WRITTEN INSTRUCTION:
Omit every picture and output the rest of the records exactly as they are.
%%
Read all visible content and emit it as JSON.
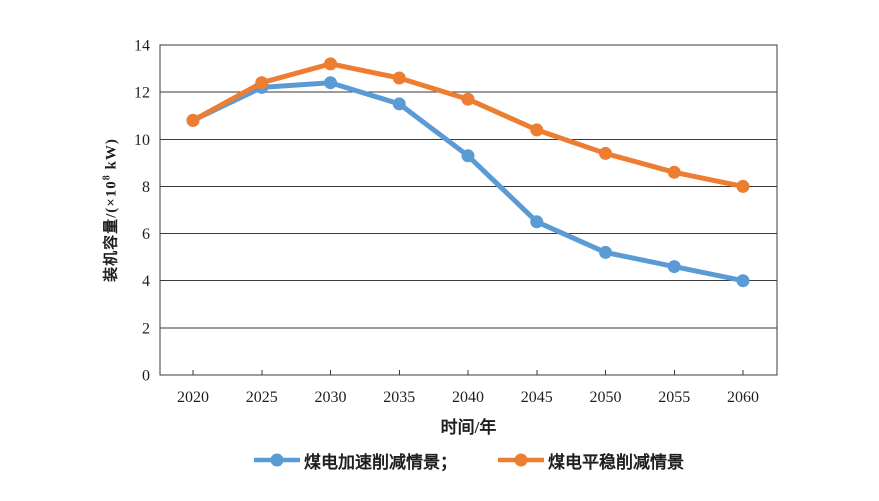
{
  "figure": {
    "background": "#ffffff",
    "text_color": "#1f1f1f",
    "axis_color": "#3a3a3a"
  },
  "chart_data": {
    "type": "line",
    "title": "",
    "xlabel": "时间/年",
    "ylabel": "装机容量/(×10⁸ kW)",
    "ylabel_parts": {
      "prefix": "装机容量/(×10",
      "sup": "8",
      "suffix": " kW)"
    },
    "categories": [
      "2020",
      "2025",
      "2030",
      "2035",
      "2040",
      "2045",
      "2050",
      "2055",
      "2060"
    ],
    "ylim": [
      0,
      14
    ],
    "yticks": [
      0,
      2,
      4,
      6,
      8,
      10,
      12,
      14
    ],
    "grid": "horizontal",
    "legend_position": "bottom",
    "series": [
      {
        "name": "煤电加速削减情景",
        "legend_label": "煤电加速削减情景；",
        "color": "#5B9BD5",
        "marker": "circle",
        "values": [
          10.8,
          12.2,
          12.4,
          11.5,
          9.3,
          6.5,
          5.2,
          4.6,
          4.0
        ]
      },
      {
        "name": "煤电平稳削减情景",
        "legend_label": "煤电平稳削减情景",
        "color": "#ED7D31",
        "marker": "circle",
        "values": [
          10.8,
          12.4,
          13.2,
          12.6,
          11.7,
          10.4,
          9.4,
          8.6,
          8.0
        ]
      }
    ]
  }
}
%%
ANSWER TO THE TASK:
Read all visible content and emit it as JSON.
{
  "figure": {
    "background": "#ffffff",
    "text_color": "#1f1f1f",
    "axis_color": "#3a3a3a"
  },
  "chart_data": {
    "type": "line",
    "title": "",
    "xlabel": "时间/年",
    "ylabel": "装机容量/(×10⁸ kW)",
    "ylabel_parts": {
      "prefix": "装机容量/(×10",
      "sup": "8",
      "suffix": " kW)"
    },
    "categories": [
      "2020",
      "2025",
      "2030",
      "2035",
      "2040",
      "2045",
      "2050",
      "2055",
      "2060"
    ],
    "ylim": [
      0,
      14
    ],
    "yticks": [
      0,
      2,
      4,
      6,
      8,
      10,
      12,
      14
    ],
    "grid": "horizontal",
    "legend_position": "bottom",
    "series": [
      {
        "name": "煤电加速削减情景",
        "legend_label": "煤电加速削减情景；",
        "color": "#5B9BD5",
        "marker": "circle",
        "values": [
          10.8,
          12.2,
          12.4,
          11.5,
          9.3,
          6.5,
          5.2,
          4.6,
          4.0
        ]
      },
      {
        "name": "煤电平稳削减情景",
        "legend_label": "煤电平稳削减情景",
        "color": "#ED7D31",
        "marker": "circle",
        "values": [
          10.8,
          12.4,
          13.2,
          12.6,
          11.7,
          10.4,
          9.4,
          8.6,
          8.0
        ]
      }
    ]
  }
}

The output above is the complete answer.